» **Problem requirements**:
Lay out every line of the items below as a Markdown table with two columns, Row and Line, numbering each row and skipping blank lines. Leave the pictures out of the table.

#### Supplied data

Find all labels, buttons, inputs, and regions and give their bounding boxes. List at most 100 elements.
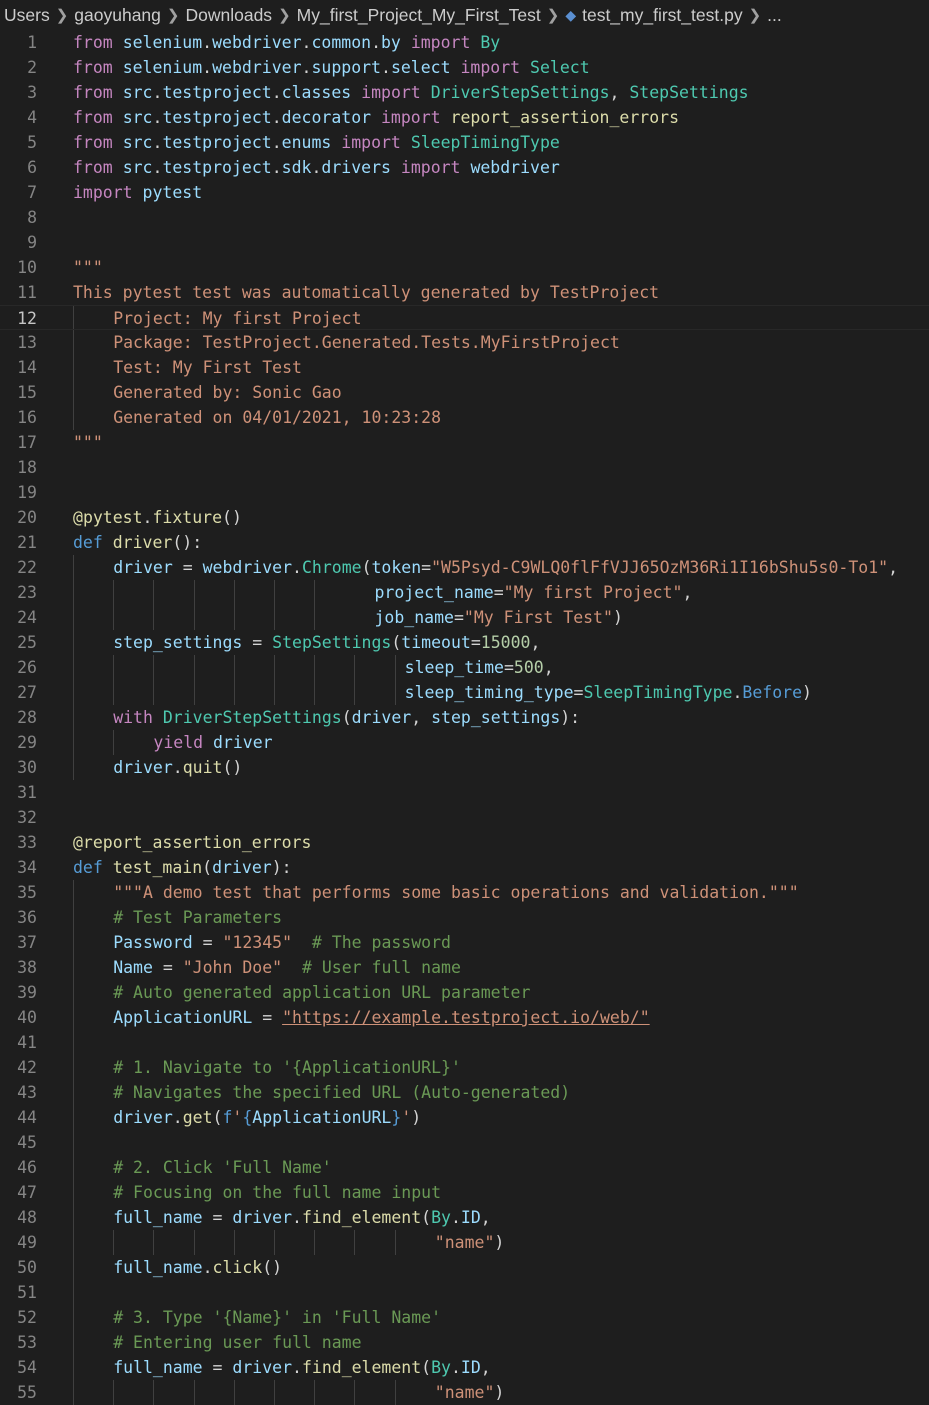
code-line[interactable]: 20@pytest.fixture() bbox=[0, 505, 929, 530]
breadcrumb-downloads[interactable]: Downloads bbox=[185, 5, 272, 26]
code-line[interactable]: 29yield driver bbox=[0, 730, 929, 755]
code-line[interactable]: 49"name") bbox=[0, 1230, 929, 1255]
line-number[interactable]: 7 bbox=[0, 180, 37, 205]
line-number[interactable]: 41 bbox=[0, 1030, 37, 1055]
line-number[interactable]: 23 bbox=[0, 580, 37, 605]
line-number[interactable]: 11 bbox=[0, 280, 37, 305]
line-number[interactable]: 26 bbox=[0, 655, 37, 680]
code-line[interactable]: 12Project: My first Project bbox=[0, 305, 929, 330]
line-number[interactable]: 19 bbox=[0, 480, 37, 505]
line-number[interactable]: 3 bbox=[0, 80, 37, 105]
line-number[interactable]: 15 bbox=[0, 380, 37, 405]
code-line[interactable]: 38Name = "John Doe" # User full name bbox=[0, 955, 929, 980]
code-line[interactable]: 24job_name="My First Test") bbox=[0, 605, 929, 630]
line-number[interactable]: 32 bbox=[0, 805, 37, 830]
line-number[interactable]: 47 bbox=[0, 1180, 37, 1205]
code-line[interactable]: 15Generated by: Sonic Gao bbox=[0, 380, 929, 405]
code-line[interactable]: 11This pytest test was automatically gen… bbox=[0, 280, 929, 305]
line-number[interactable]: 27 bbox=[0, 680, 37, 705]
line-number[interactable]: 14 bbox=[0, 355, 37, 380]
code-line[interactable]: 6from src.testproject.sdk.drivers import… bbox=[0, 155, 929, 180]
code-line[interactable]: 3from src.testproject.classes import Dri… bbox=[0, 80, 929, 105]
code-line[interactable]: 13Package: TestProject.Generated.Tests.M… bbox=[0, 330, 929, 355]
code-line[interactable]: 27sleep_timing_type=SleepTimingType.Befo… bbox=[0, 680, 929, 705]
line-number[interactable]: 37 bbox=[0, 930, 37, 955]
code-line[interactable]: 43# Navigates the specified URL (Auto-ge… bbox=[0, 1080, 929, 1105]
breadcrumb-more[interactable]: ... bbox=[767, 5, 782, 26]
line-number[interactable]: 48 bbox=[0, 1205, 37, 1230]
line-number[interactable]: 22 bbox=[0, 555, 37, 580]
line-number[interactable]: 20 bbox=[0, 505, 37, 530]
line-number[interactable]: 5 bbox=[0, 130, 37, 155]
code-line[interactable]: 5from src.testproject.enums import Sleep… bbox=[0, 130, 929, 155]
line-number[interactable]: 52 bbox=[0, 1305, 37, 1330]
code-line[interactable]: 34def test_main(driver): bbox=[0, 855, 929, 880]
line-number[interactable]: 39 bbox=[0, 980, 37, 1005]
line-number[interactable]: 54 bbox=[0, 1355, 37, 1380]
code-line[interactable]: 16Generated on 04/01/2021, 10:23:28 bbox=[0, 405, 929, 430]
line-number[interactable]: 24 bbox=[0, 605, 37, 630]
code-line[interactable]: 54full_name = driver.find_element(By.ID, bbox=[0, 1355, 929, 1380]
line-number[interactable]: 8 bbox=[0, 205, 37, 230]
line-number[interactable]: 44 bbox=[0, 1105, 37, 1130]
line-number[interactable]: 40 bbox=[0, 1005, 37, 1030]
line-number[interactable]: 30 bbox=[0, 755, 37, 780]
line-number[interactable]: 31 bbox=[0, 780, 37, 805]
line-number[interactable]: 10 bbox=[0, 255, 37, 280]
line-number[interactable]: 33 bbox=[0, 830, 37, 855]
code-line[interactable]: 44driver.get(f'{ApplicationURL}') bbox=[0, 1105, 929, 1130]
code-line[interactable]: 26sleep_time=500, bbox=[0, 655, 929, 680]
line-number[interactable]: 16 bbox=[0, 405, 37, 430]
code-line[interactable]: 46# 2. Click 'Full Name' bbox=[0, 1155, 929, 1180]
code-line[interactable]: 21def driver(): bbox=[0, 530, 929, 555]
code-line[interactable]: 7import pytest bbox=[0, 180, 929, 205]
line-number[interactable]: 42 bbox=[0, 1055, 37, 1080]
code-line[interactable]: 23project_name="My first Project", bbox=[0, 580, 929, 605]
line-number[interactable]: 49 bbox=[0, 1230, 37, 1255]
breadcrumb-file[interactable]: test_my_first_test.py bbox=[582, 5, 742, 26]
code-line[interactable]: 22driver = webdriver.Chrome(token="W5Psy… bbox=[0, 555, 929, 580]
line-number[interactable]: 1 bbox=[0, 30, 37, 55]
code-line[interactable]: 33@report_assertion_errors bbox=[0, 830, 929, 855]
breadcrumb-users[interactable]: Users bbox=[4, 5, 50, 26]
code-line[interactable]: 19 bbox=[0, 480, 929, 505]
line-number[interactable]: 45 bbox=[0, 1130, 37, 1155]
breadcrumb-project-folder[interactable]: My_first_Project_My_First_Test bbox=[297, 5, 541, 26]
line-number[interactable]: 53 bbox=[0, 1330, 37, 1355]
line-number[interactable]: 38 bbox=[0, 955, 37, 980]
code-line[interactable]: 17""" bbox=[0, 430, 929, 455]
line-number[interactable]: 13 bbox=[0, 330, 37, 355]
code-line[interactable]: 14Test: My First Test bbox=[0, 355, 929, 380]
code-line[interactable]: 1from selenium.webdriver.common.by impor… bbox=[0, 30, 929, 55]
code-line[interactable]: 18 bbox=[0, 455, 929, 480]
code-line[interactable]: 31 bbox=[0, 780, 929, 805]
code-line[interactable]: 4from src.testproject.decorator import r… bbox=[0, 105, 929, 130]
line-number[interactable]: 25 bbox=[0, 630, 37, 655]
code-line[interactable]: 53# Entering user full name bbox=[0, 1330, 929, 1355]
code-line[interactable]: 51 bbox=[0, 1280, 929, 1305]
line-number[interactable]: 35 bbox=[0, 880, 37, 905]
code-line[interactable]: 37Password = "12345" # The password bbox=[0, 930, 929, 955]
code-line[interactable]: 2from selenium.webdriver.support.select … bbox=[0, 55, 929, 80]
code-line[interactable]: 30driver.quit() bbox=[0, 755, 929, 780]
line-number[interactable]: 51 bbox=[0, 1280, 37, 1305]
code-line[interactable]: 55"name") bbox=[0, 1380, 929, 1405]
code-line[interactable]: 39# Auto generated application URL param… bbox=[0, 980, 929, 1005]
line-number[interactable]: 36 bbox=[0, 905, 37, 930]
line-number[interactable]: 4 bbox=[0, 105, 37, 130]
code-line[interactable]: 50full_name.click() bbox=[0, 1255, 929, 1280]
code-line[interactable]: 32 bbox=[0, 805, 929, 830]
code-line[interactable]: 48full_name = driver.find_element(By.ID, bbox=[0, 1205, 929, 1230]
code-line[interactable]: 8 bbox=[0, 205, 929, 230]
line-number[interactable]: 21 bbox=[0, 530, 37, 555]
line-number[interactable]: 55 bbox=[0, 1380, 37, 1405]
code-line[interactable]: 42# 1. Navigate to '{ApplicationURL}' bbox=[0, 1055, 929, 1080]
breadcrumb-user-folder[interactable]: gaoyuhang bbox=[74, 5, 161, 26]
code-line[interactable]: 36# Test Parameters bbox=[0, 905, 929, 930]
line-number[interactable]: 17 bbox=[0, 430, 37, 455]
line-number[interactable]: 2 bbox=[0, 55, 37, 80]
line-number[interactable]: 28 bbox=[0, 705, 37, 730]
line-number[interactable]: 12 bbox=[0, 306, 37, 331]
code-line[interactable]: 35"""A demo test that performs some basi… bbox=[0, 880, 929, 905]
code-line[interactable]: 52# 3. Type '{Name}' in 'Full Name' bbox=[0, 1305, 929, 1330]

########

» **Finished exercise**:
| Row | Line |
|---|---|
| 1 | Find all labels, buttons, inputs, and regions and give their bounding boxes. List at most 100 elements. |
| 2 | code-line[interactable]: 20@pytest.fixture() bbox=[0, 505, 929, 530] |
| 3 | breadcrumb-downloads[interactable]: Downloads bbox=[185, 5, 272, 26] |
| 4 | code-line[interactable]: 29yield driver bbox=[0, 730, 929, 755] |
| 5 | code-line[interactable]: 49"name") bbox=[0, 1230, 929, 1255] |
| 6 | line-number[interactable]: 7 bbox=[0, 180, 37, 205] |
| 7 | line-number[interactable]: 41 bbox=[0, 1030, 37, 1055] |
| 8 | line-number[interactable]: 23 bbox=[0, 580, 37, 605] |
| 9 | line-number[interactable]: 11 bbox=[0, 280, 37, 305] |
| 10 | line-number[interactable]: 26 bbox=[0, 655, 37, 680] |
| 11 | code-line[interactable]: 12Project: My first Project bbox=[0, 305, 929, 330] |
| 12 | line-number[interactable]: 19 bbox=[0, 480, 37, 505] |
| 13 | line-number[interactable]: 3 bbox=[0, 80, 37, 105] |
| 14 | line-number[interactable]: 15 bbox=[0, 380, 37, 405] |
| 15 | code-line[interactable]: 38Name = "John Doe" # User full name bbox=[0, 955, 929, 980] |
| 16 | code-line[interactable]: 24job_name="My First Test") bbox=[0, 605, 929, 630] |
| 17 | line-number[interactable]: 32 bbox=[0, 805, 37, 830] |
| 18 | line-number[interactable]: 47 bbox=[0, 1180, 37, 1205] |
| 19 | code-line[interactable]: 15Generated by: Sonic Gao bbox=[0, 380, 929, 405] |
| 20 | code-line[interactable]: 11This pytest test was automatically gen… bbox=[0, 280, 929, 305] |
| 21 | line-number[interactable]: 27 bbox=[0, 680, 37, 705] |
| 22 | line-number[interactable]: 14 bbox=[0, 355, 37, 380] |
| 23 | code-line[interactable]: 6from src.testproject.sdk.drivers import… bbox=[0, 155, 929, 180] |
| 24 | code-line[interactable]: 3from src.testproject.classes import Dri… bbox=[0, 80, 929, 105] |
| 25 | code-line[interactable]: 13Package: TestProject.Generated.Tests.M… bbox=[0, 330, 929, 355] |
| 26 | code-line[interactable]: 27sleep_timing_type=SleepTimingType.Befo… bbox=[0, 680, 929, 705] |
| 27 | line-number[interactable]: 37 bbox=[0, 930, 37, 955] |
| 28 | code-line[interactable]: 43# Navigates the specified URL (Auto-ge… bbox=[0, 1080, 929, 1105] |
| 29 | breadcrumb-more[interactable]: ... bbox=[767, 5, 782, 26] |
| 30 | line-number[interactable]: 48 bbox=[0, 1205, 37, 1230] |
| 31 | line-number[interactable]: 22 bbox=[0, 555, 37, 580] |
| 32 | line-number[interactable]: 20 bbox=[0, 505, 37, 530] |
| 33 | line-number[interactable]: 5 bbox=[0, 130, 37, 155] |
| 34 | code-line[interactable]: 5from src.testproject.enums import Sleep… bbox=[0, 130, 929, 155] |
| 35 | line-number[interactable]: 52 bbox=[0, 1305, 37, 1330] |
| 36 | code-line[interactable]: 34def test_main(driver): bbox=[0, 855, 929, 880] |
| 37 | line-number[interactable]: 39 bbox=[0, 980, 37, 1005] |
| 38 | line-number[interactable]: 54 bbox=[0, 1355, 37, 1380] |
| 39 | code-line[interactable]: 16Generated on 04/01/2021, 10:23:28 bbox=[0, 405, 929, 430] |
| 40 | line-number[interactable]: 24 bbox=[0, 605, 37, 630] |
| 41 | code-line[interactable]: 54full_name = driver.find_element(By.ID, bbox=[0, 1355, 929, 1380] |
| 42 | line-number[interactable]: 8 bbox=[0, 205, 37, 230] |
| 43 | line-number[interactable]: 44 bbox=[0, 1105, 37, 1130] |
| 44 | line-number[interactable]: 40 bbox=[0, 1005, 37, 1030] |
| 45 | line-number[interactable]: 30 bbox=[0, 755, 37, 780] |
| 46 | line-number[interactable]: 31 bbox=[0, 780, 37, 805] |
| 47 | line-number[interactable]: 10 bbox=[0, 255, 37, 280] |
| 48 | line-number[interactable]: 33 bbox=[0, 830, 37, 855] |
| 49 | code-line[interactable]: 44driver.get(f'{ApplicationURL}') bbox=[0, 1105, 929, 1130] |
| 50 | code-line[interactable]: 26sleep_time=500, bbox=[0, 655, 929, 680] |
| 51 | line-number[interactable]: 16 bbox=[0, 405, 37, 430] |
| 52 | code-line[interactable]: 46# 2. Click 'Full Name' bbox=[0, 1155, 929, 1180] |
| 53 | code-line[interactable]: 21def driver(): bbox=[0, 530, 929, 555] |
| 54 | code-line[interactable]: 7import pytest bbox=[0, 180, 929, 205] |
| 55 | line-number[interactable]: 42 bbox=[0, 1055, 37, 1080] |
| 56 | code-line[interactable]: 23project_name="My first Project", bbox=[0, 580, 929, 605] |
| 57 | line-number[interactable]: 49 bbox=[0, 1230, 37, 1255] |
| 58 | breadcrumb-file[interactable]: test_my_first_test.py bbox=[582, 5, 742, 26] |
| 59 | code-line[interactable]: 22driver = webdriver.Chrome(token="W5Psy… bbox=[0, 555, 929, 580] |
| 60 | line-number[interactable]: 1 bbox=[0, 30, 37, 55] |
| 61 | code-line[interactable]: 33@report_assertion_errors bbox=[0, 830, 929, 855] |
| 62 | breadcrumb-users[interactable]: Users bbox=[4, 5, 50, 26] |
| 63 | code-line[interactable]: 19 bbox=[0, 480, 929, 505] |
| 64 | line-number[interactable]: 45 bbox=[0, 1130, 37, 1155] |
| 65 | breadcrumb-project-folder[interactable]: My_first_Project_My_First_Test bbox=[297, 5, 541, 26] |
| 66 | line-number[interactable]: 53 bbox=[0, 1330, 37, 1355] |
| 67 | line-number[interactable]: 38 bbox=[0, 955, 37, 980] |
| 68 | code-line[interactable]: 17""" bbox=[0, 430, 929, 455] |
| 69 | line-number[interactable]: 13 bbox=[0, 330, 37, 355] |
| 70 | code-line[interactable]: 14Test: My First Test bbox=[0, 355, 929, 380] |
| 71 | code-line[interactable]: 1from selenium.webdriver.common.by impor… bbox=[0, 30, 929, 55] |
| 72 | code-line[interactable]: 18 bbox=[0, 455, 929, 480] |
| 73 | code-line[interactable]: 31 bbox=[0, 780, 929, 805] |
| 74 | code-line[interactable]: 4from src.testproject.decorator import r… bbox=[0, 105, 929, 130] |
| 75 | line-number[interactable]: 25 bbox=[0, 630, 37, 655] |
| 76 | code-line[interactable]: 53# Entering user full name bbox=[0, 1330, 929, 1355] |
| 77 | code-line[interactable]: 51 bbox=[0, 1280, 929, 1305] |
| 78 | line-number[interactable]: 35 bbox=[0, 880, 37, 905] |
| 79 | code-line[interactable]: 37Password = "12345" # The password bbox=[0, 930, 929, 955] |
| 80 | code-line[interactable]: 2from selenium.webdriver.support.select … bbox=[0, 55, 929, 80] |
| 81 | code-line[interactable]: 30driver.quit() bbox=[0, 755, 929, 780] |
| 82 | line-number[interactable]: 51 bbox=[0, 1280, 37, 1305] |
| 83 | code-line[interactable]: 55"name") bbox=[0, 1380, 929, 1405] |
| 84 | code-line[interactable]: 39# Auto generated application URL param… bbox=[0, 980, 929, 1005] |
| 85 | line-number[interactable]: 36 bbox=[0, 905, 37, 930] |
| 86 | line-number[interactable]: 4 bbox=[0, 105, 37, 130] |
| 87 | code-line[interactable]: 50full_name.click() bbox=[0, 1255, 929, 1280] |
| 88 | code-line[interactable]: 32 bbox=[0, 805, 929, 830] |
| 89 | code-line[interactable]: 48full_name = driver.find_element(By.ID, bbox=[0, 1205, 929, 1230] |
| 90 | code-line[interactable]: 8 bbox=[0, 205, 929, 230] |
| 91 | line-number[interactable]: 21 bbox=[0, 530, 37, 555] |
| 92 | line-number[interactable]: 55 bbox=[0, 1380, 37, 1405] |
| 93 | code-line[interactable]: 42# 1. Navigate to '{ApplicationURL}' bbox=[0, 1055, 929, 1080] |
| 94 | breadcrumb-user-folder[interactable]: gaoyuhang bbox=[74, 5, 161, 26] |
| 95 | code-line[interactable]: 36# Test Parameters bbox=[0, 905, 929, 930] |
| 96 | line-number[interactable]: 17 bbox=[0, 430, 37, 455] |
| 97 | line-number[interactable]: 2 bbox=[0, 55, 37, 80] |
| 98 | line-number[interactable]: 28 bbox=[0, 705, 37, 730] |
| 99 | line-number[interactable]: 12 bbox=[0, 306, 37, 331] |
| 100 | code-line[interactable]: 35"""A demo test that performs some basi… bbox=[0, 880, 929, 905] |
| 101 | code-line[interactable]: 52# 3. Type '{Name}' in 'Full Name' bbox=[0, 1305, 929, 1330] |